> _WORK TASK_
Nothing but an exact copy of the records is expected here.

> _THE INPUT_
──────────────────────────────
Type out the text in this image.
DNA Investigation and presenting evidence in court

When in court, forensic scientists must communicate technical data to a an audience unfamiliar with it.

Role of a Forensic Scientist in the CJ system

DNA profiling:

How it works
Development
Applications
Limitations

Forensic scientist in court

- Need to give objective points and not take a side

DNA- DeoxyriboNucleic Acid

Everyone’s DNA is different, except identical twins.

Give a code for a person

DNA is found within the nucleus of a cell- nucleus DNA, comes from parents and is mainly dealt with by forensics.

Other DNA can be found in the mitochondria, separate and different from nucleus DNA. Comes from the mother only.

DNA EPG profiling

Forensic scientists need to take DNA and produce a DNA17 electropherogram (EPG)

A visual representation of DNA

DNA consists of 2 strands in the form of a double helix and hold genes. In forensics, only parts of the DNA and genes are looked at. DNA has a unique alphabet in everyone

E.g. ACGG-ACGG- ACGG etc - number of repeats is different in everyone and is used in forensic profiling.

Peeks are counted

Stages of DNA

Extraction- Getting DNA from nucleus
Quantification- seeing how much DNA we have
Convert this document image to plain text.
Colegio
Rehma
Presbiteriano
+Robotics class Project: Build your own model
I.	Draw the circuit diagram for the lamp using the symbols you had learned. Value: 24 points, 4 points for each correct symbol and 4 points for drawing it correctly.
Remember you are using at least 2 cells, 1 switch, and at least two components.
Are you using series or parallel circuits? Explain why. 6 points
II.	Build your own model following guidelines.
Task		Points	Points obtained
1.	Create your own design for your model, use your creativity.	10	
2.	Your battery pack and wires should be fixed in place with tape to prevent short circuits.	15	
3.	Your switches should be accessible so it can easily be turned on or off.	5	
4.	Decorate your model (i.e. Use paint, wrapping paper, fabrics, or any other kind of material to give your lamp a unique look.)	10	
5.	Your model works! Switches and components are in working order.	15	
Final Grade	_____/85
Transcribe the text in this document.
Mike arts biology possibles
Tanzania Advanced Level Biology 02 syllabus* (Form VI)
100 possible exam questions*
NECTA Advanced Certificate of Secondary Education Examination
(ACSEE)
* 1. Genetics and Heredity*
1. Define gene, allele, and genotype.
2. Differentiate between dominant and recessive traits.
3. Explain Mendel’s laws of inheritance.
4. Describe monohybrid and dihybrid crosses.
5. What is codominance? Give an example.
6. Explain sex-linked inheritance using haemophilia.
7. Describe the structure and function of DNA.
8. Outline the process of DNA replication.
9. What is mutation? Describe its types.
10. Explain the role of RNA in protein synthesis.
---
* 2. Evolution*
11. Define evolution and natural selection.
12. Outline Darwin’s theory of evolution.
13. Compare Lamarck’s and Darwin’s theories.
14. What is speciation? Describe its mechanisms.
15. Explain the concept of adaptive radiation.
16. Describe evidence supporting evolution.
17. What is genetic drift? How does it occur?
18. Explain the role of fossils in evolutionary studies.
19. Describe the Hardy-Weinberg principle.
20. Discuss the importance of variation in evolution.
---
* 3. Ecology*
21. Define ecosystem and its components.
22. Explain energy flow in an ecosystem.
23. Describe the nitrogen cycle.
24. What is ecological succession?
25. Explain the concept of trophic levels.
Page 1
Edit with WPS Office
──────────────────────────────
> _YOUR SOLUTION_
Type out the text in this image.
DNA Investigation and presenting evidence in court

When in court, forensic scientists must communicate technical data to a an audience unfamiliar with it.

Role of a Forensic Scientist in the CJ system

DNA profiling:

How it works
Development
Applications
Limitations

Forensic scientist in court

- Need to give objective points and not take a side

DNA- DeoxyriboNucleic Acid

Everyone’s DNA is different, except identical twins.

Give a code for a person

DNA is found within the nucleus of a cell- nucleus DNA, comes from parents and is mainly dealt with by forensics.

Other DNA can be found in the mitochondria, separate and different from nucleus DNA. Comes from the mother only.

DNA EPG profiling

Forensic scientists need to take DNA and produce a DNA17 electropherogram (EPG)

A visual representation of DNA

DNA consists of 2 strands in the form of a double helix and hold genes. In forensics, only parts of the DNA and genes are looked at. DNA has a unique alphabet in everyone

E.g. ACGG-ACGG- ACGG etc - number of repeats is different in everyone and is used in forensic profiling.

Peeks are counted

Stages of DNA

Extraction- Getting DNA from nucleus
Quantification- seeing how much DNA we have
Convert this document image to plain text.
Colegio
Rehma
Presbiteriano
+Robotics class Project: Build your own model
I.	Draw the circuit diagram for the lamp using the symbols you had learned. Value: 24 points, 4 points for each correct symbol and 4 points for drawing it correctly.
Remember you are using at least 2 cells, 1 switch, and at least two components.
Are you using series or parallel circuits? Explain why. 6 points
II.	Build your own model following guidelines.
Task		Points	Points obtained
1.	Create your own design for your model, use your creativity.	10	
2.	Your battery pack and wires should be fixed in place with tape to prevent short circuits.	15	
3.	Your switches should be accessible so it can easily be turned on or off.	5	
4.	Decorate your model (i.e. Use paint, wrapping paper, fabrics, or any other kind of material to give your lamp a unique look.)	10	
5.	Your model works! Switches and components are in working order.	15	
Final Grade	_____/85
Transcribe the text in this document.
Mike arts biology possibles
Tanzania Advanced Level Biology 02 syllabus* (Form VI)
100 possible exam questions*
NECTA Advanced Certificate of Secondary Education Examination
(ACSEE)
* 1. Genetics and Heredity*
1. Define gene, allele, and genotype.
2. Differentiate between dominant and recessive traits.
3. Explain Mendel’s laws of inheritance.
4. Describe monohybrid and dihybrid crosses.
5. What is codominance? Give an example.
6. Explain sex-linked inheritance using haemophilia.
7. Describe the structure and function of DNA.
8. Outline the process of DNA replication.
9. What is mutation? Describe its types.
10. Explain the role of RNA in protein synthesis.
---
* 2. Evolution*
11. Define evolution and natural selection.
12. Outline Darwin’s theory of evolution.
13. Compare Lamarck’s and Darwin’s theories.
14. What is speciation? Describe its mechanisms.
15. Explain the concept of adaptive radiation.
16. Describe evidence supporting evolution.
17. What is genetic drift? How does it occur?
18. Explain the role of fossils in evolutionary studies.
19. Describe the Hardy-Weinberg principle.
20. Discuss the importance of variation in evolution.
---
* 3. Ecology*
21. Define ecosystem and its components.
22. Explain energy flow in an ecosystem.
23. Describe the nitrogen cycle.
24. What is ecological succession?
25. Explain the concept of trophic levels.
Page 1
Edit with WPS Office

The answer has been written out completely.